## [Excerpted text]
▽

What is passive aggression?

To be passive-aggressive is to indirectly express negative behaviour, rather than openly addressing issues; to show a form of hostility whilst avoiding direct confrontation, and to exert control indirectly.  It is a covert act that, whilst it can be a result of anger, low self-esteem, sadness or anxiety which unconsciously leaks out, it can equally often be a conscious way to exert some form of control and is a form of bullying

Identifying passive aggression can be tricky because of the subtleties and nuances, but it can also be obvious in some cases.

Think backhanded compliments, unsolicited advice, being patronised or given the silent treatment, intentionally being late or avoiding completion of tasks, subtle digs, talking behind another’s back, sarcasm, denial, mocking facial expressions or remarks.

Think negative body language, microaggressions, whispering and then changing the subject, ghosting, showing contempt by rolling of eyes etc, or knowingly commenting on something that makes someone feel uncomfortable. 

The effects on business

The instigator of the behaviour may perform below their best and fail to collaborate and may sabotage a project, deliberately or otherwise which can affect the entire group. 

Colleagues may hesitate to work with them, and the team may feel undermined. Handling passive aggression can be challenging, exhausting, confusing, frustrating, and lead to emotional distrust.

It can erode morale and contribute to mental health issues at work affecting self-worth and leading to loss of talent.  There may be actual issues that need addressing but these get lost with the toxic behaviour.

For example, the passive aggressor may have been the recipient of similar behaviour or may be feeling marginalised and is trying to exert control over the situation.

How to handle passive-aggressive people at work

Pinpoint what they are doing. Perhaps ask them “Can you repeat what you just said” or “You are saying it’s fine, but you look angry”? You might not be able to make them admit what they are doing but it does show you won’t accept it and that you have boundaries and are prepared to call their behaviour out.

△

## [Activities]
[a] In the text on passive aggression, what does the instigator of the behavior sometimes do to a project?
[b] Carry on the text on passive aggression at work past its last sentence.
The entries that come next have nothing to do with the text on passive aggression.

## [Data to examine]
▽

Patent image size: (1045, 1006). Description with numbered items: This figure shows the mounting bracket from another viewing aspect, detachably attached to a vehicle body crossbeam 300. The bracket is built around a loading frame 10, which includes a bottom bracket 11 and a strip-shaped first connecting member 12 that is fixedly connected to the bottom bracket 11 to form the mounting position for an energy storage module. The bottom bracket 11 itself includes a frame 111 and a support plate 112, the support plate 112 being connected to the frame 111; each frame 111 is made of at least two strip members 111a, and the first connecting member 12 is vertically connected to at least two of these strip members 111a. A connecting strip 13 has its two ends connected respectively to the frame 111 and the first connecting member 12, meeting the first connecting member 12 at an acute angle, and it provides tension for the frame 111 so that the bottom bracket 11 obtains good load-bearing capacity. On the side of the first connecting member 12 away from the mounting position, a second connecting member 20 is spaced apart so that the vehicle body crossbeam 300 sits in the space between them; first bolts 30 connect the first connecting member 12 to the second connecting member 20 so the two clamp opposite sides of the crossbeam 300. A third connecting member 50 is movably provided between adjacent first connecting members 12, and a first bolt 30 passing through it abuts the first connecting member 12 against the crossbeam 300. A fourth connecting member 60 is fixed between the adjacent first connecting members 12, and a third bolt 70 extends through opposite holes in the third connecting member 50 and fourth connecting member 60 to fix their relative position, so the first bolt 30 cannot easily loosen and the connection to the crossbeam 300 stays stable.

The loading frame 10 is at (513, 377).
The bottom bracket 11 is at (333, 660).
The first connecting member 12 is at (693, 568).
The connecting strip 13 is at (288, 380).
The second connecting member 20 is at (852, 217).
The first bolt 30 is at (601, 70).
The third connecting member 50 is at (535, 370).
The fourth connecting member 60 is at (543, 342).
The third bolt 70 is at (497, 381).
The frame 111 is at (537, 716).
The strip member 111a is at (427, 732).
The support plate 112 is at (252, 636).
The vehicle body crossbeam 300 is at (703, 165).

△

## [Expected responses]
[a] They may sabotage it, deliberately or otherwise, which can affect the entire group.

[b]
Don’t be aggressive back but do gently ask them if there is a problem. Perhaps try to build a bridge in the relationship, it is possible they may well feel threatened by you for some reason. Matching their behaviour will only escalate matters. Don’t let ego get in the way.

Assess if it is unintentional. Look at the bigger picture and use your emotional intelligence. It is never nice to be on the receiving end but sometimes people don’t know they are being passive-aggressive. Sometimes misunderstandings are at the heart of passive aggression. Attempting to find a common ground and establishing the best way to communicate is a good starting place. 

Leaders cannot allow toxic behaviour. Be a role model, clear about what the protocols are and what behaviour is not acceptable at work and who workers can go to when issues arise. If you witness such behaviour then call it out – remember that passive aggression is a form of bullying.
Encourage respect within a culture which avoids punishing someone who disagrees with you and instead encourages respectful differences in opinions. Encourage workmates to listen and respond well and openly to feedback.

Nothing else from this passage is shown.